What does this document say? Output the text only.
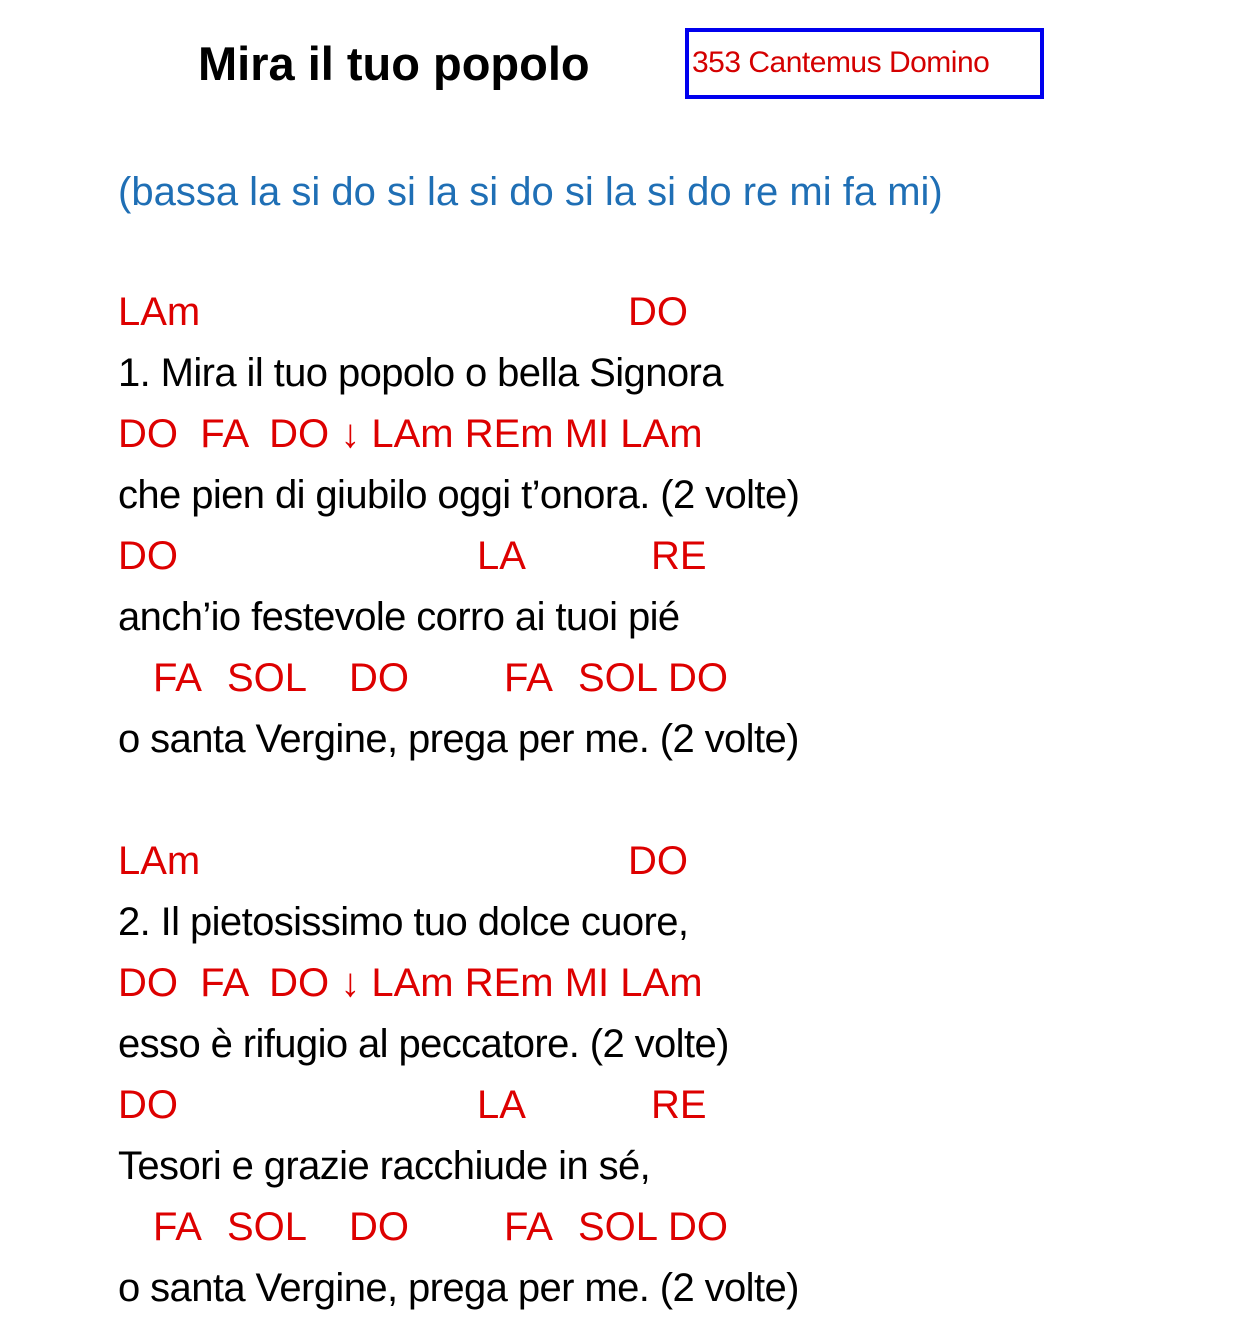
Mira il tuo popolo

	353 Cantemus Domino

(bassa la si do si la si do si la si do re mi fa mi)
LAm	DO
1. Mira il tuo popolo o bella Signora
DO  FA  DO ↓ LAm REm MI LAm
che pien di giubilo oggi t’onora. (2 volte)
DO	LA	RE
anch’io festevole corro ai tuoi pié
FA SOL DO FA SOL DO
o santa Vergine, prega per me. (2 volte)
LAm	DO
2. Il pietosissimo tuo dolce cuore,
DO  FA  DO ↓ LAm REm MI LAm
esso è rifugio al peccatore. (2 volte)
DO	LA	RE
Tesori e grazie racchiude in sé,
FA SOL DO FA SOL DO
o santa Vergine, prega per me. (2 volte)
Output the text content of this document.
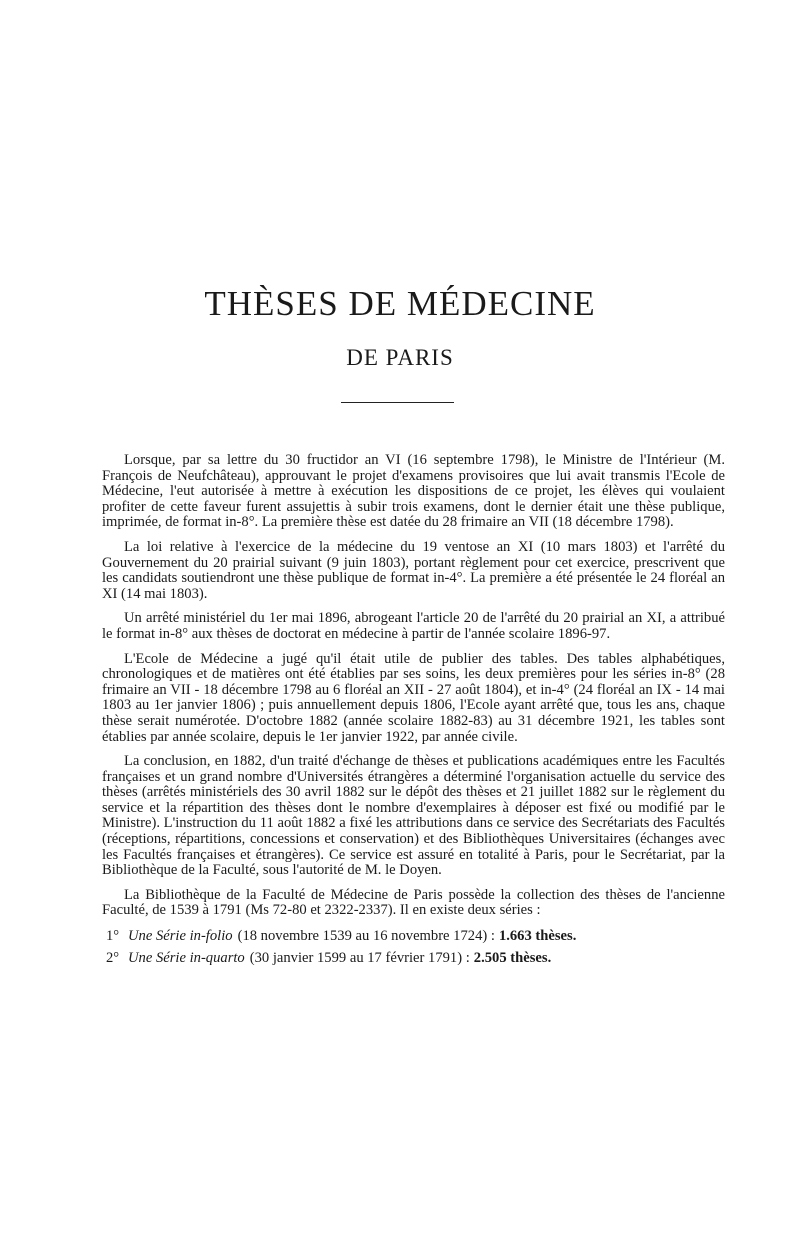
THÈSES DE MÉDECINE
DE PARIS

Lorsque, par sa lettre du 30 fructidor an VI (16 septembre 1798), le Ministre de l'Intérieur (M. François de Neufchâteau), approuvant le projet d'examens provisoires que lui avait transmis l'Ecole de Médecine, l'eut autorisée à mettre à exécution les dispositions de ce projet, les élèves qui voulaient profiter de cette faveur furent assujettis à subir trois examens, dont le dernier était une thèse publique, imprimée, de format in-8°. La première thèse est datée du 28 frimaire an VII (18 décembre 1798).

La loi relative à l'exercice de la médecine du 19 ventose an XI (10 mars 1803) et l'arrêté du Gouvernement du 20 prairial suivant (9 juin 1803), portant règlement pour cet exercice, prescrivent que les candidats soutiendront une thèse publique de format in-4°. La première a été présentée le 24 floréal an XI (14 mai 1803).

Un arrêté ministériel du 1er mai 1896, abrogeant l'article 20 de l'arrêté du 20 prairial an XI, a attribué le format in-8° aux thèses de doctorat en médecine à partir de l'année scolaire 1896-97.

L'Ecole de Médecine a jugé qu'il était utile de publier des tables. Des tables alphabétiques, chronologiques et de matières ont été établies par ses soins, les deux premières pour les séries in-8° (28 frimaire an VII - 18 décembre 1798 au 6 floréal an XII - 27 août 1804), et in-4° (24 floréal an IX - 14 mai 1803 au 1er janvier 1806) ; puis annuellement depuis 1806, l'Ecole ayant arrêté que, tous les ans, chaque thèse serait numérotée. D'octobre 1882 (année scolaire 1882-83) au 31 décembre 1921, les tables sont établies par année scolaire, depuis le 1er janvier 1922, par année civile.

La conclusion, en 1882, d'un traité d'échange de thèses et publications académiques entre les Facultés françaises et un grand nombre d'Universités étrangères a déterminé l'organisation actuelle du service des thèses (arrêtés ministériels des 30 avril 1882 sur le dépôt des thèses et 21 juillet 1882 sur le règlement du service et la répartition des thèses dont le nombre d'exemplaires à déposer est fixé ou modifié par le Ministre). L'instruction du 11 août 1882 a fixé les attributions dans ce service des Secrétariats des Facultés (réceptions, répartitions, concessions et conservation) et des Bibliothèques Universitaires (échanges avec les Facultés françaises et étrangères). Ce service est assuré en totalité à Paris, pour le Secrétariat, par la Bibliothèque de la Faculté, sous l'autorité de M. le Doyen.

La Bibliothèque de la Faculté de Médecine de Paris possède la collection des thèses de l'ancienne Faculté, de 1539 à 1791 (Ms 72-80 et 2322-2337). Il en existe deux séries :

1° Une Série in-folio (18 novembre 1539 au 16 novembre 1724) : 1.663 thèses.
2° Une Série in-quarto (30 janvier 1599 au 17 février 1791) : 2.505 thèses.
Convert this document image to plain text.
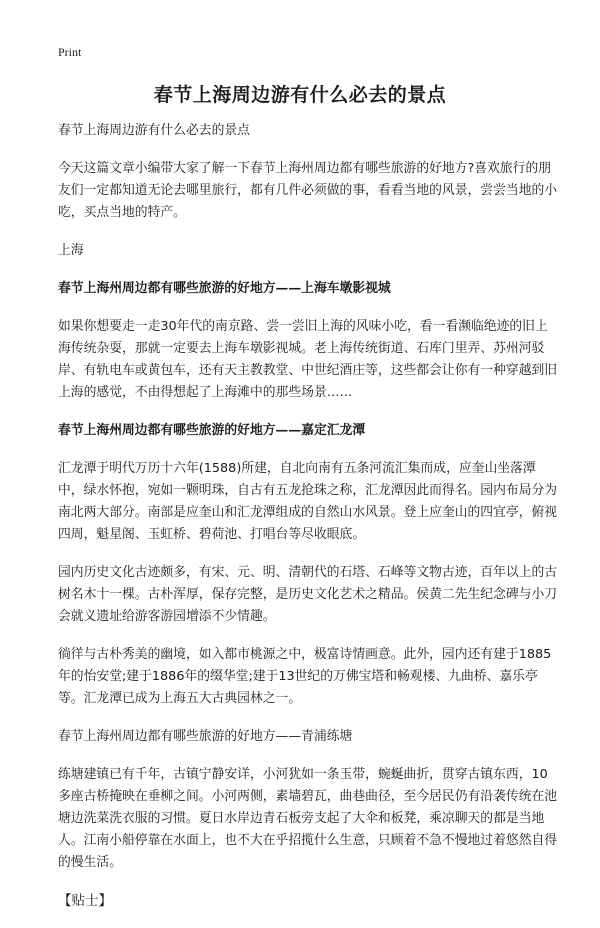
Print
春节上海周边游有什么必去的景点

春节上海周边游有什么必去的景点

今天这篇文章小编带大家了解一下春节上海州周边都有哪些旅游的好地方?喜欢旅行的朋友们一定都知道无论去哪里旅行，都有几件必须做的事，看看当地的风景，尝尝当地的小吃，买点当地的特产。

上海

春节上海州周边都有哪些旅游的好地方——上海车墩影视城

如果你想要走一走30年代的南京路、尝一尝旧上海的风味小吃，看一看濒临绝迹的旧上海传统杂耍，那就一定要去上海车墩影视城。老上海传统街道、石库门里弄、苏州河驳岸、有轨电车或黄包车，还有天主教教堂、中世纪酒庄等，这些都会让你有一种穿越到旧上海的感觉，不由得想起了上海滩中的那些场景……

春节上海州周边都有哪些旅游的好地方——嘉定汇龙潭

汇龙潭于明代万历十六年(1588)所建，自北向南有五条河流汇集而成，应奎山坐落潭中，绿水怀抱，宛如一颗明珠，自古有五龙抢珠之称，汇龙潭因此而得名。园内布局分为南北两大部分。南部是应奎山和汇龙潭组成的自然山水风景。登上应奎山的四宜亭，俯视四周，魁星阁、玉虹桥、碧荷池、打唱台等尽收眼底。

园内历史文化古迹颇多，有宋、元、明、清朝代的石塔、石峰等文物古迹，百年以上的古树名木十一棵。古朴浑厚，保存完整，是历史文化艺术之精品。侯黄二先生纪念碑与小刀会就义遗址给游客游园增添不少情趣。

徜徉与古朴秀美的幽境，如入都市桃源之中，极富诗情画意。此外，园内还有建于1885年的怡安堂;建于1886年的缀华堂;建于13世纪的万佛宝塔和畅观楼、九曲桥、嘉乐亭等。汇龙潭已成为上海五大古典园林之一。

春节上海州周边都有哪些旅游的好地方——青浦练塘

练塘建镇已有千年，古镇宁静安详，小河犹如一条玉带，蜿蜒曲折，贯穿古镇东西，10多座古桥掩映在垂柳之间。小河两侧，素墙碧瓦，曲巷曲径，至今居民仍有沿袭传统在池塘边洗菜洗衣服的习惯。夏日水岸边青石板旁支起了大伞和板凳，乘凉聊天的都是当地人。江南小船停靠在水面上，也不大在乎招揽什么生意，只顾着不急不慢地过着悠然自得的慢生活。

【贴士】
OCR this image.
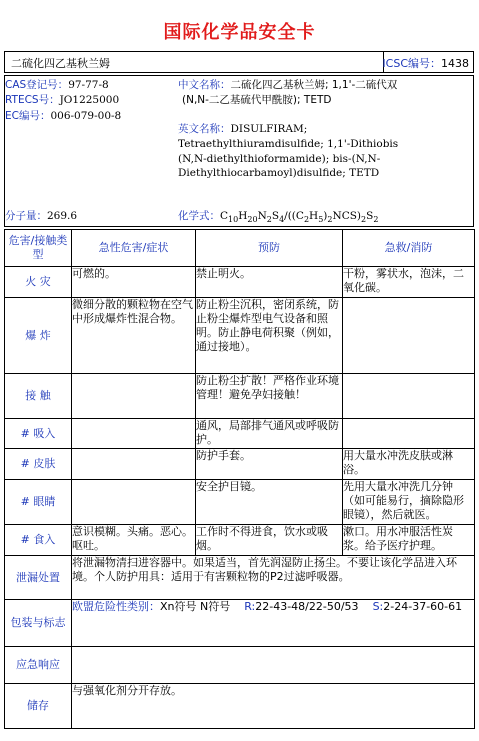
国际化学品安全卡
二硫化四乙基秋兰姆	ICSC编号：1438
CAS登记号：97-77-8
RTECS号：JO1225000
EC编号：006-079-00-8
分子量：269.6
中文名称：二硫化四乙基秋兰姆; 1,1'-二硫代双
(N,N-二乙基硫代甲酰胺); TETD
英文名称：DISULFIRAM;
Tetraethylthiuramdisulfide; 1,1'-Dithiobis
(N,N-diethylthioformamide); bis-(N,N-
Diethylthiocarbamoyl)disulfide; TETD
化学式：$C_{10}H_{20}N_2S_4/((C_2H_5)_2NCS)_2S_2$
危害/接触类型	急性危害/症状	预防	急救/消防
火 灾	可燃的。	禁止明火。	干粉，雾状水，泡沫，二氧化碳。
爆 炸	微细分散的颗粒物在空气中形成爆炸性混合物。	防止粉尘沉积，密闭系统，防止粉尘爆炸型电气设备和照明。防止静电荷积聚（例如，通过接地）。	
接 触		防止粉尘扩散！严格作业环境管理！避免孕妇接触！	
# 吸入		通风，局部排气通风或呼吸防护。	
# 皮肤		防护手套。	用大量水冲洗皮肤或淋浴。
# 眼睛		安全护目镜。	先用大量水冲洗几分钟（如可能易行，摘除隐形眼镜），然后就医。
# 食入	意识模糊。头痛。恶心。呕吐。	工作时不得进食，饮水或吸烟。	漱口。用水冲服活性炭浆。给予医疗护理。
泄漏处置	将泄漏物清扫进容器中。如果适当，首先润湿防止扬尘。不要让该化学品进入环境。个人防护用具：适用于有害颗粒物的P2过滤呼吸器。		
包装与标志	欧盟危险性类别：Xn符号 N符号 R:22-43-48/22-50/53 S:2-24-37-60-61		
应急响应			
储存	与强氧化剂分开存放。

════════════════

How many lines of the listing include the string "popolo"? Answer with the number alone.

■ **Written solution**: 2